Set task ▸
Extract all lines that hold the string "name".

═════ Dataset content

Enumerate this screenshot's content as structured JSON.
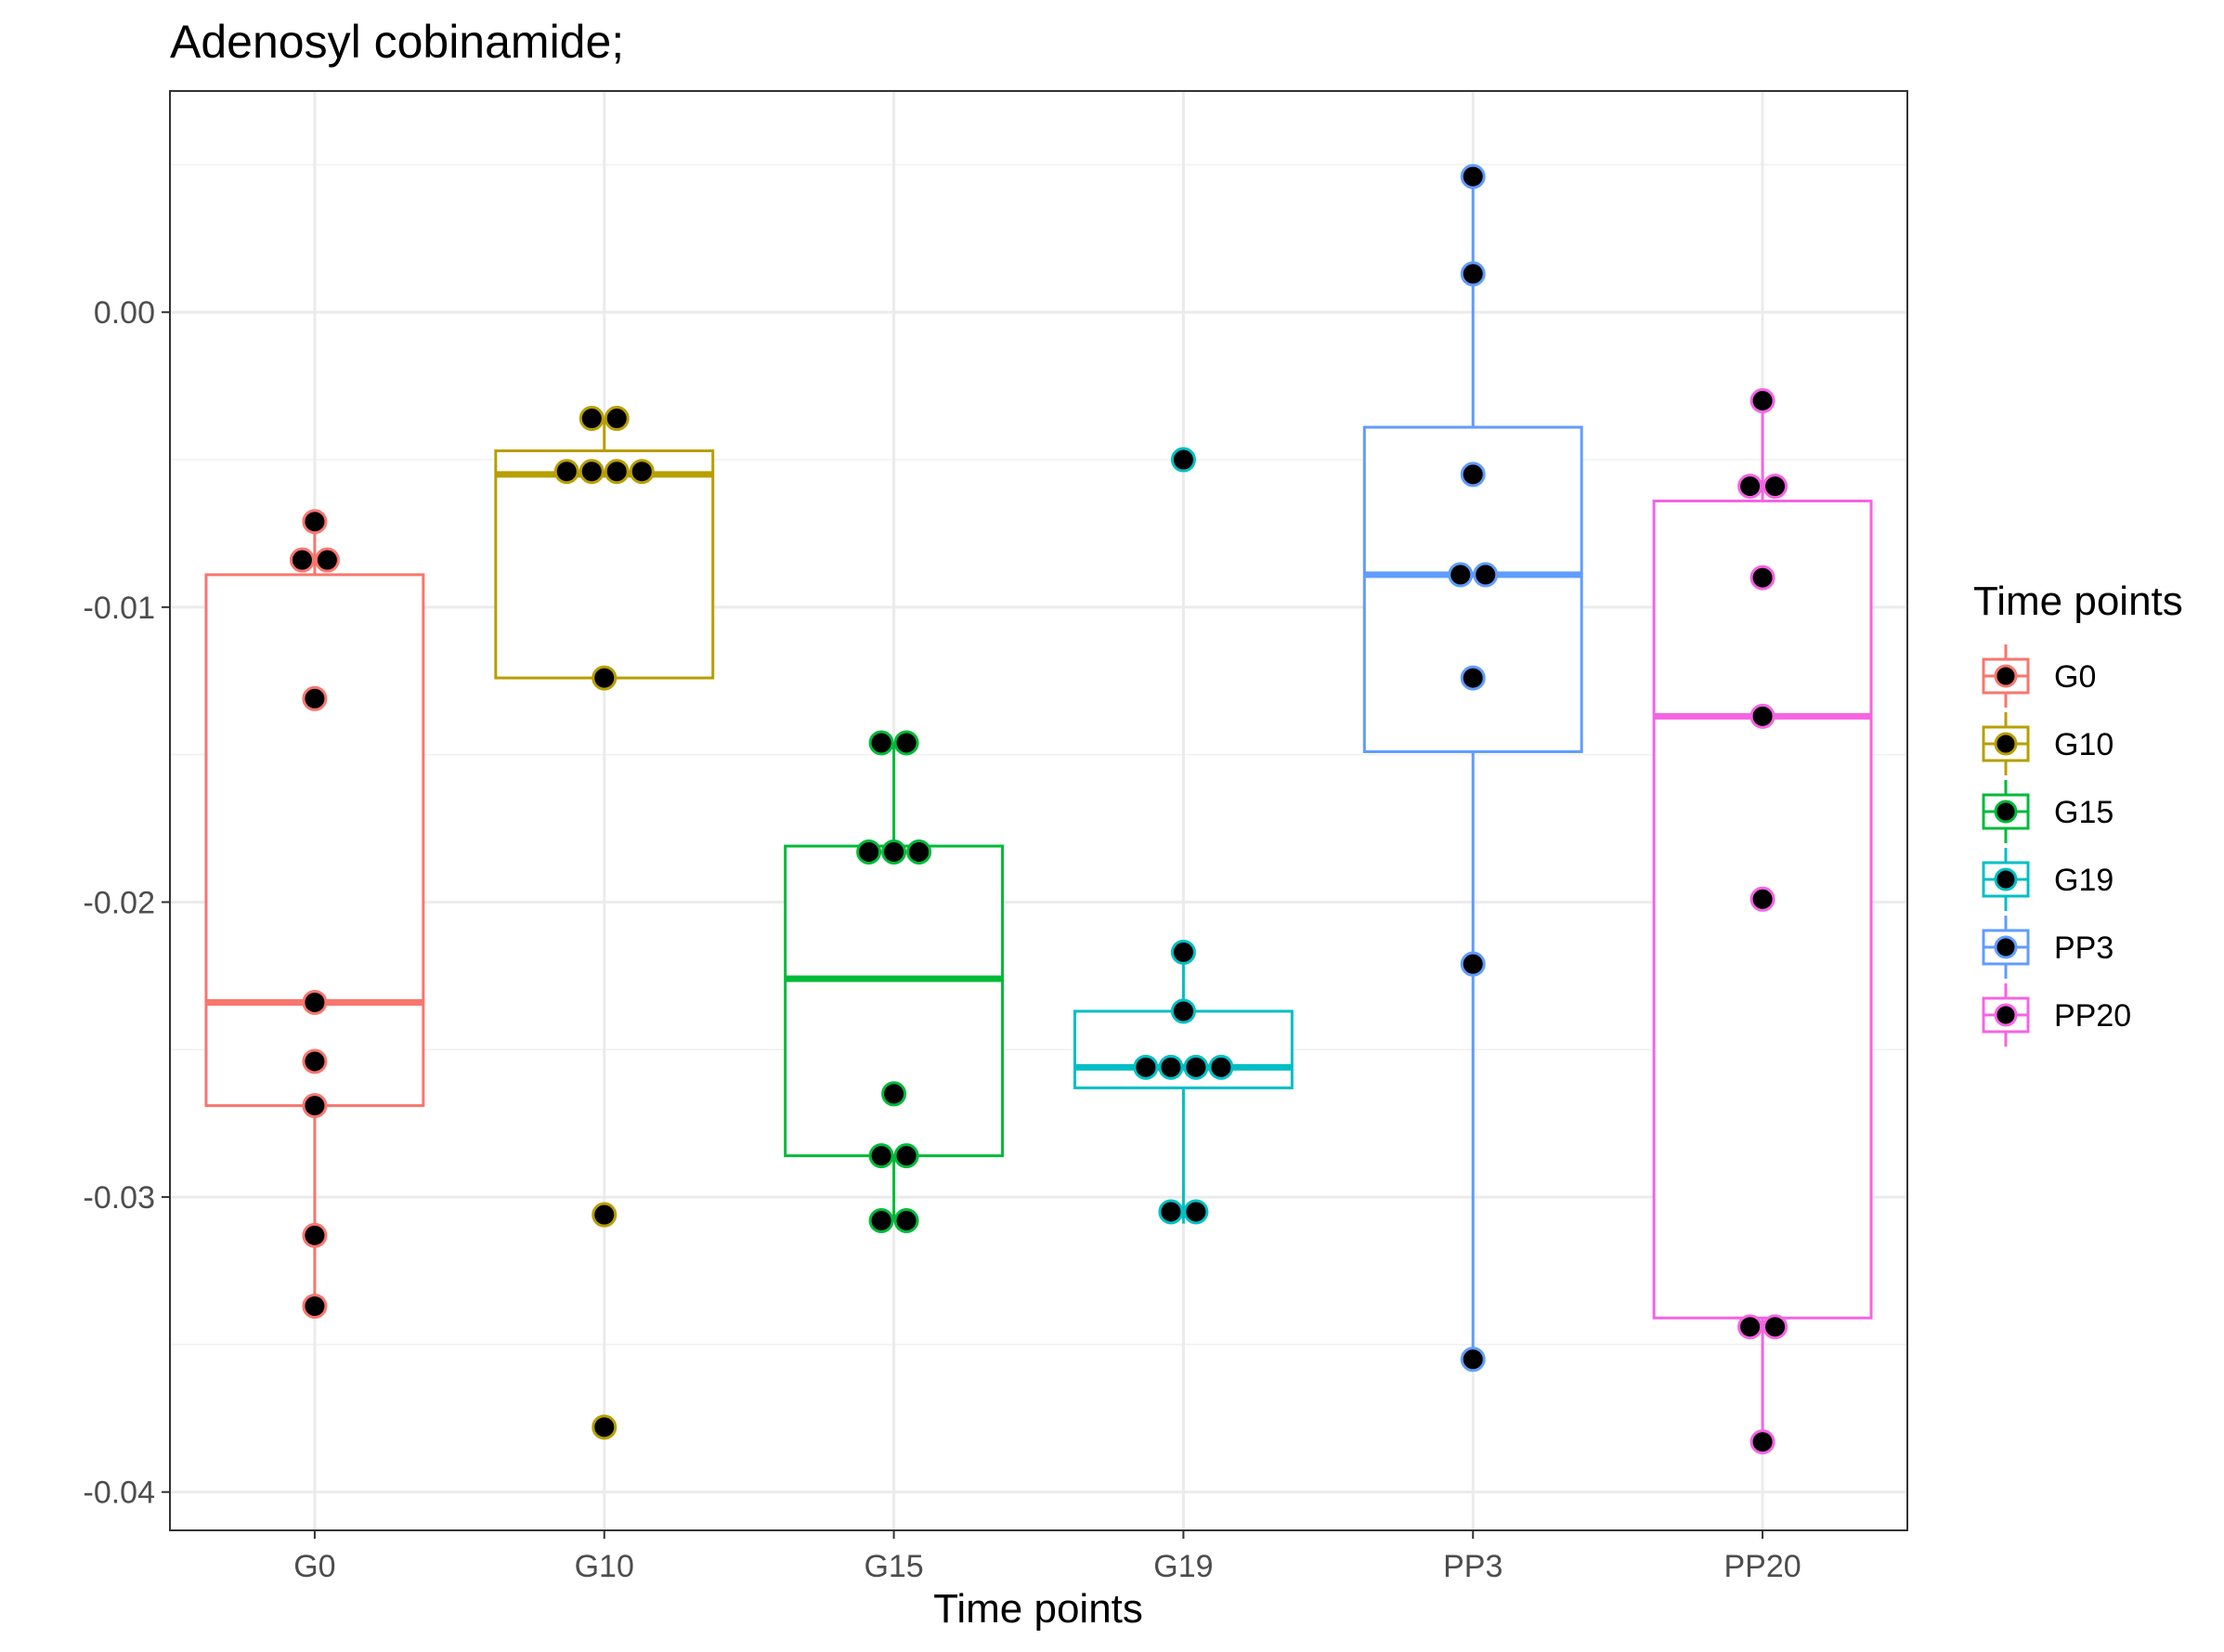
{
  "chart_data": {
    "type": "boxplot",
    "title": "Adenosyl cobinamide;",
    "xlabel": "Time points",
    "ylabel": "",
    "ylim": [
      -0.0413,
      0.0075
    ],
    "y_ticks": [
      0.0,
      -0.01,
      -0.02,
      -0.03,
      -0.04
    ],
    "y_tick_labels": [
      "0.00",
      "-0.01",
      "-0.02",
      "-0.03",
      "-0.04"
    ],
    "grid": true,
    "legend": {
      "title": "Time points",
      "position": "right"
    },
    "categories": [
      "G0",
      "G10",
      "G15",
      "G19",
      "PP3",
      "PP20"
    ],
    "colors": {
      "G0": "#F8766D",
      "G10": "#B79F00",
      "G15": "#00BA38",
      "G19": "#00BFC4",
      "PP3": "#619CFF",
      "PP20": "#F564E3"
    },
    "point_fill": "#000000",
    "groups": [
      {
        "name": "G0",
        "whisker_low": -0.0337,
        "q1": -0.0269,
        "median": -0.0234,
        "q3": -0.0089,
        "whisker_high": -0.0071,
        "points": [
          -0.0071,
          -0.0084,
          -0.0084,
          -0.0131,
          -0.0234,
          -0.0254,
          -0.0269,
          -0.0313,
          -0.0337
        ]
      },
      {
        "name": "G10",
        "whisker_low": -0.0124,
        "q1": -0.0124,
        "median": -0.0055,
        "q3": -0.0047,
        "whisker_high": -0.0036,
        "points": [
          -0.0036,
          -0.0036,
          -0.0054,
          -0.0054,
          -0.0054,
          -0.0054,
          -0.0124,
          -0.0306,
          -0.0378
        ]
      },
      {
        "name": "G15",
        "whisker_low": -0.0308,
        "q1": -0.0286,
        "median": -0.0226,
        "q3": -0.0181,
        "whisker_high": -0.0146,
        "points": [
          -0.0146,
          -0.0146,
          -0.0183,
          -0.0183,
          -0.0183,
          -0.0265,
          -0.0286,
          -0.0286,
          -0.0308,
          -0.0308
        ]
      },
      {
        "name": "G19",
        "whisker_low": -0.0309,
        "q1": -0.0263,
        "median": -0.0256,
        "q3": -0.0237,
        "whisker_high": -0.0217,
        "points": [
          -0.005,
          -0.0217,
          -0.0237,
          -0.0256,
          -0.0256,
          -0.0256,
          -0.0256,
          -0.0305,
          -0.0305
        ]
      },
      {
        "name": "PP3",
        "whisker_low": -0.0355,
        "q1": -0.0149,
        "median": -0.0089,
        "q3": -0.0039,
        "whisker_high": 0.0046,
        "points": [
          0.0046,
          0.0013,
          -0.0055,
          -0.0089,
          -0.0089,
          -0.0124,
          -0.0221,
          -0.0355
        ]
      },
      {
        "name": "PP20",
        "whisker_low": -0.0383,
        "q1": -0.0341,
        "median": -0.0137,
        "q3": -0.0064,
        "whisker_high": -0.003,
        "points": [
          -0.003,
          -0.0059,
          -0.0059,
          -0.009,
          -0.0137,
          -0.0199,
          -0.0344,
          -0.0344,
          -0.0383
        ]
      }
    ]
  }
}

══════════

Final result ▸
        "name": "G0",
        "name": "G10",
        "name": "G15",
        "name": "G19",
        "name": "PP3",
        "name": "PP20",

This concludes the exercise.